• _EXTRACTED RECORDS_
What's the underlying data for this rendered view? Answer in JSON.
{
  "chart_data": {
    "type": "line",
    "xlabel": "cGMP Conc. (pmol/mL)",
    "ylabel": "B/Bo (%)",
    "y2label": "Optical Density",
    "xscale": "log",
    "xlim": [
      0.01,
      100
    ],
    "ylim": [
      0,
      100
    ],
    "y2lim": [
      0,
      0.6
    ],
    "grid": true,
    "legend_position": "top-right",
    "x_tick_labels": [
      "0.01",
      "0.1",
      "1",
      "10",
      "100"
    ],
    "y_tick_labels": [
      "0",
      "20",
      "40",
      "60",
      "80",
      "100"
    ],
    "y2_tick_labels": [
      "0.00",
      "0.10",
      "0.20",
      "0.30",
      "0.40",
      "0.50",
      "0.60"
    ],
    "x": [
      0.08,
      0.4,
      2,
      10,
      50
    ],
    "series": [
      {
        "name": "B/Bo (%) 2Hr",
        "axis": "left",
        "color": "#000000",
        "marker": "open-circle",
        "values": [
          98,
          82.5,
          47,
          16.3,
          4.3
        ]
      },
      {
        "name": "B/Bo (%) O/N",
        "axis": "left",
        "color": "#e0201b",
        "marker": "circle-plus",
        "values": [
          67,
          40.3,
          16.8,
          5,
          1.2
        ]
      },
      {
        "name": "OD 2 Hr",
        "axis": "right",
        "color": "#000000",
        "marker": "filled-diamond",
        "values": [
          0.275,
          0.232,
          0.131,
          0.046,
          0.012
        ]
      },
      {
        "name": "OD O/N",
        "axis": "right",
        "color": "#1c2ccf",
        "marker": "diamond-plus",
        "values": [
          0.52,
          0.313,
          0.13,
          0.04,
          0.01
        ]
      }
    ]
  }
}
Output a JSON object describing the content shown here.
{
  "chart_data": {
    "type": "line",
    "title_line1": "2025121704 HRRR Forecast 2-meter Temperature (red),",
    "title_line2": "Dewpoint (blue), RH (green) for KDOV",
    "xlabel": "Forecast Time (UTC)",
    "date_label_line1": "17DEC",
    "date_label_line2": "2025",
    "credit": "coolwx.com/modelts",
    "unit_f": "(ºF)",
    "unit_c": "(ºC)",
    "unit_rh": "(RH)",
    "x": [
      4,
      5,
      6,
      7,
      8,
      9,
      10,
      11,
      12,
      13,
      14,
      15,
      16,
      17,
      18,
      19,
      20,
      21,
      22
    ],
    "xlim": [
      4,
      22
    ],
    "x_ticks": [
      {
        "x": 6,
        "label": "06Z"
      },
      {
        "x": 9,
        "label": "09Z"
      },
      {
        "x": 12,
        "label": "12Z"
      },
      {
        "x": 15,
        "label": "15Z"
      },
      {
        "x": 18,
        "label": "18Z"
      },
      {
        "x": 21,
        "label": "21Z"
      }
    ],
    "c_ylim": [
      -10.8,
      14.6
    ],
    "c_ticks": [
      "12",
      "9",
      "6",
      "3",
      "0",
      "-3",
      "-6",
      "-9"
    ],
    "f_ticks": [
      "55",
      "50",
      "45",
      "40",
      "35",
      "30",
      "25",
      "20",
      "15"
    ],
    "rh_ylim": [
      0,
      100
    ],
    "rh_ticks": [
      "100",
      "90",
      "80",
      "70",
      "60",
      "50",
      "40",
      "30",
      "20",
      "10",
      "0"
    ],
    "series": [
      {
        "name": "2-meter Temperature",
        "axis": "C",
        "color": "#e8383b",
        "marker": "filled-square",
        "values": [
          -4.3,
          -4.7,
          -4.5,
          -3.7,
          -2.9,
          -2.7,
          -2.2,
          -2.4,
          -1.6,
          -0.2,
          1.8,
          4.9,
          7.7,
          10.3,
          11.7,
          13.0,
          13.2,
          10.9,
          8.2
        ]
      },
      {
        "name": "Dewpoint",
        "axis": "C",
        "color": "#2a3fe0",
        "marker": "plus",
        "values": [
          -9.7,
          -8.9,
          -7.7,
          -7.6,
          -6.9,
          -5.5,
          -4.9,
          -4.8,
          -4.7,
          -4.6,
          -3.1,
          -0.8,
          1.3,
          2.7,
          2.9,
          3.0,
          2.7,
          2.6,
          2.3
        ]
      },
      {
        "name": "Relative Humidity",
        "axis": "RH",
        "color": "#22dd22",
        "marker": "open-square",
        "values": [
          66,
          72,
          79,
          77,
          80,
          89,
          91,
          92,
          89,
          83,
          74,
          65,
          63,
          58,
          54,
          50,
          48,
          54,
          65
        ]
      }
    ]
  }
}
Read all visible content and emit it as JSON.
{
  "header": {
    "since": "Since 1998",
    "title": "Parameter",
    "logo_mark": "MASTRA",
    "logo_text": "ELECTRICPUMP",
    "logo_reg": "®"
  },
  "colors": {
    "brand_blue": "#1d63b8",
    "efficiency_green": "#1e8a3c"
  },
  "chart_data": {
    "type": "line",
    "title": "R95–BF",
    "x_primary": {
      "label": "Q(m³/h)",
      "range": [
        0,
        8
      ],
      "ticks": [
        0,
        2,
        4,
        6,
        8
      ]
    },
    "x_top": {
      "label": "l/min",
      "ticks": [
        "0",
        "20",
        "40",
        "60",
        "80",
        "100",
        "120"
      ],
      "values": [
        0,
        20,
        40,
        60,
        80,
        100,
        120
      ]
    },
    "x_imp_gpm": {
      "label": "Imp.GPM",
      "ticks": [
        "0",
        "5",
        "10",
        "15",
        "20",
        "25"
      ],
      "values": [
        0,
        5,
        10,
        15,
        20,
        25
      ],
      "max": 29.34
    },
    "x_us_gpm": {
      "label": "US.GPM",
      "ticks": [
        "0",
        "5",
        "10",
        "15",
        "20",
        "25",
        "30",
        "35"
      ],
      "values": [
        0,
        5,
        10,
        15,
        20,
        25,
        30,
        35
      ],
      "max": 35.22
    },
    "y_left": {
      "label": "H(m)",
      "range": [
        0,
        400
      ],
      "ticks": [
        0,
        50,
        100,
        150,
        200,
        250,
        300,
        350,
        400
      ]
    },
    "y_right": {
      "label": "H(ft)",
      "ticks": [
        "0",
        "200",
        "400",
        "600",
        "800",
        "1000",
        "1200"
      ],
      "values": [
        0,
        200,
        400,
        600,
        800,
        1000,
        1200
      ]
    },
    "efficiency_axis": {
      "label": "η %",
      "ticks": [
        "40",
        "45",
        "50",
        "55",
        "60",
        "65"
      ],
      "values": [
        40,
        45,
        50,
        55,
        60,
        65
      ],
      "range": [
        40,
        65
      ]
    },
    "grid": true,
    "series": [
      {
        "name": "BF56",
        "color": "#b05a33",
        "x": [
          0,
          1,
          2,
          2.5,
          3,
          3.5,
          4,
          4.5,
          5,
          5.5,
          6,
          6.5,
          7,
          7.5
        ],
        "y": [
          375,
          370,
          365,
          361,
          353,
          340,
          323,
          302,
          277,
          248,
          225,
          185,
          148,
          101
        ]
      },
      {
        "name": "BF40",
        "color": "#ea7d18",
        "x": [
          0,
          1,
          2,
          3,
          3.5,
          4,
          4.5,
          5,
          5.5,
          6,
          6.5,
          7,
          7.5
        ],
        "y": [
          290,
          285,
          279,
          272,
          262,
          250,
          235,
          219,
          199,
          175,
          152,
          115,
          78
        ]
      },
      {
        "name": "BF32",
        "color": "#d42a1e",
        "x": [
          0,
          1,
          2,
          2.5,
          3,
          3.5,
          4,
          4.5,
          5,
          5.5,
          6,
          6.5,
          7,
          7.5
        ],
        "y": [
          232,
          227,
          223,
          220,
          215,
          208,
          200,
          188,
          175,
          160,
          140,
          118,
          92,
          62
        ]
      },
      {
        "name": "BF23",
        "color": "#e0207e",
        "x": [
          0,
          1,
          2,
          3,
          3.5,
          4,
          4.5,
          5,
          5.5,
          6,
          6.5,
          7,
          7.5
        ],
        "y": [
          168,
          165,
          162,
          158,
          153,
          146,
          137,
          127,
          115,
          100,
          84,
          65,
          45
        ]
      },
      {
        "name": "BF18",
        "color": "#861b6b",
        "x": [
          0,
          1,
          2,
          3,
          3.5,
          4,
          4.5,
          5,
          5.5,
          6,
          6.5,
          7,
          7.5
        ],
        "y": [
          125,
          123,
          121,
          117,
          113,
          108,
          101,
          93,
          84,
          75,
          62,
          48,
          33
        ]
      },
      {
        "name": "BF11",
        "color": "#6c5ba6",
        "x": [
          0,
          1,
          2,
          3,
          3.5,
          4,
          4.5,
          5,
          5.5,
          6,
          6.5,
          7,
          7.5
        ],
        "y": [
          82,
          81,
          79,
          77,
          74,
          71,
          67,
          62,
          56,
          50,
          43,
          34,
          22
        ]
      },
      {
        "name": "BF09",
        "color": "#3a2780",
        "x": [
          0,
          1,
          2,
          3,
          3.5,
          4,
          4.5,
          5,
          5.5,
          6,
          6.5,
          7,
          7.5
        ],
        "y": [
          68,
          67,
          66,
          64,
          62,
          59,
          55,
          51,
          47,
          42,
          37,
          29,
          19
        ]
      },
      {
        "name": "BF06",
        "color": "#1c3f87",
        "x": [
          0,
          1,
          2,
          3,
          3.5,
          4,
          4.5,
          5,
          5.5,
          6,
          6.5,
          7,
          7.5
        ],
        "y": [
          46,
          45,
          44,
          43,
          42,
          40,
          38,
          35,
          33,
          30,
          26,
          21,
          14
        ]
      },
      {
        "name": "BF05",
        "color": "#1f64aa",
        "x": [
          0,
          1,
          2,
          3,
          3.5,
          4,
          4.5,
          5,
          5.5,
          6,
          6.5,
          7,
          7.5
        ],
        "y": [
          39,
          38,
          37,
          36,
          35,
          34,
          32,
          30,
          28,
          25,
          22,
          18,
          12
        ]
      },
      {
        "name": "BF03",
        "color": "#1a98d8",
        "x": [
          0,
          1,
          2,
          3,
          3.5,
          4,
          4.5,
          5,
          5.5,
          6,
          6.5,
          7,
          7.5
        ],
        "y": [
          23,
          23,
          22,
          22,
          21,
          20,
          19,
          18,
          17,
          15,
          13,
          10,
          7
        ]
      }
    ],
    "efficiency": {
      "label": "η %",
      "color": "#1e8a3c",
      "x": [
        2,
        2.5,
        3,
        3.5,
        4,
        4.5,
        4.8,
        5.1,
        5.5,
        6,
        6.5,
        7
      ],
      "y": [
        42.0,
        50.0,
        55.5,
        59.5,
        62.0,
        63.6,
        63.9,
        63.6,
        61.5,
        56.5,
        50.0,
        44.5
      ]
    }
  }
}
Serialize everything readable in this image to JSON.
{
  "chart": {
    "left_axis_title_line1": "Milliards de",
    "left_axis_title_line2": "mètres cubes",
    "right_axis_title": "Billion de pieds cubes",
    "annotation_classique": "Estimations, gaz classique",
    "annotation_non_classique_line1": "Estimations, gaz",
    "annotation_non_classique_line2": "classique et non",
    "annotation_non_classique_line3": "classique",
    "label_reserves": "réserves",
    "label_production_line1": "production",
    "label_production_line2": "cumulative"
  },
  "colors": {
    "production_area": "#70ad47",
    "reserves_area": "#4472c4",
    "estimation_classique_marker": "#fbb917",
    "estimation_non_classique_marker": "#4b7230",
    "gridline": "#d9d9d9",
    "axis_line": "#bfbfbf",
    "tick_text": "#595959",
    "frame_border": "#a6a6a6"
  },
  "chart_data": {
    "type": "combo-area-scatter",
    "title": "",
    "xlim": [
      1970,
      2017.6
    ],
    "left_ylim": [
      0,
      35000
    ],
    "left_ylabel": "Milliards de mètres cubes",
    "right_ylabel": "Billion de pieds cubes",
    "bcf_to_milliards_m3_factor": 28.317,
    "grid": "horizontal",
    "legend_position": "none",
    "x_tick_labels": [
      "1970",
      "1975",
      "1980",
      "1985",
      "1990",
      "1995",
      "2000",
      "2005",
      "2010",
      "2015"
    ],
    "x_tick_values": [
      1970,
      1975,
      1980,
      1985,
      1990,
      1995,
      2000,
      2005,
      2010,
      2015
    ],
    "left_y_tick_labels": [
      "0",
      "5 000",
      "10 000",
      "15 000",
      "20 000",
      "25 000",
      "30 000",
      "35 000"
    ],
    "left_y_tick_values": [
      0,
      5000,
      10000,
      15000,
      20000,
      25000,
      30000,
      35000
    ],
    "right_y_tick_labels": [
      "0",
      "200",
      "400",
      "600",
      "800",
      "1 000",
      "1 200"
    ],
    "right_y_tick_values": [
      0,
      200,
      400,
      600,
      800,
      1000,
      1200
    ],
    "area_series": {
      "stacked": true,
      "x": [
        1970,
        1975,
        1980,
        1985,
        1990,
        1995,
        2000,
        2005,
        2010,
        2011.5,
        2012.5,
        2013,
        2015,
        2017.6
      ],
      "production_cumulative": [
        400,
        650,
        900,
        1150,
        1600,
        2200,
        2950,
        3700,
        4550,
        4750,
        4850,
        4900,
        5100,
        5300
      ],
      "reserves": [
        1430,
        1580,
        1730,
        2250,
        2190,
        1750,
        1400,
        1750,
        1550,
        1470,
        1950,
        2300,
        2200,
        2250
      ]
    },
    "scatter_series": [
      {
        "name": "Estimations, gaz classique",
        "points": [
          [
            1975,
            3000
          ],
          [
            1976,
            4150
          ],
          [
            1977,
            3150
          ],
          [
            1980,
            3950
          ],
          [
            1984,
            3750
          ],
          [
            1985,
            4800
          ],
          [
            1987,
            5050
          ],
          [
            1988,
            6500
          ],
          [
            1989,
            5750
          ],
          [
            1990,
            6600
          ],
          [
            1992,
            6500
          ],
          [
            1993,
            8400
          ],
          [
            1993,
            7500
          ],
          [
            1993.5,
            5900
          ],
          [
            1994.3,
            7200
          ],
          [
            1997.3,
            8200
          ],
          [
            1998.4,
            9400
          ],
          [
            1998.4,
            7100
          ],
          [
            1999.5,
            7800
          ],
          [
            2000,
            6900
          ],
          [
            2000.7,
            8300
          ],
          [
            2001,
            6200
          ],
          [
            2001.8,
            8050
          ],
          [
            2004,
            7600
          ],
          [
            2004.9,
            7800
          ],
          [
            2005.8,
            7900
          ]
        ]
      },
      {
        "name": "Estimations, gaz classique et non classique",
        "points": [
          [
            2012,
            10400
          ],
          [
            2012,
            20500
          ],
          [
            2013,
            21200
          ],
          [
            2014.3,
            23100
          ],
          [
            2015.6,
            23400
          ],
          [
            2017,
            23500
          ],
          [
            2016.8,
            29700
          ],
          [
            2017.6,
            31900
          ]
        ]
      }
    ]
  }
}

• _WRITTEN INSTRUCTION_
Identify each line in the entries with the word "JSON" and copy it.

• _RESPONSE FOR THIS EXERCISE_
What's the underlying data for this rendered view? Answer in JSON.
Output a JSON object describing the content shown here.
Read all visible content and emit it as JSON.
Serialize everything readable in this image to JSON.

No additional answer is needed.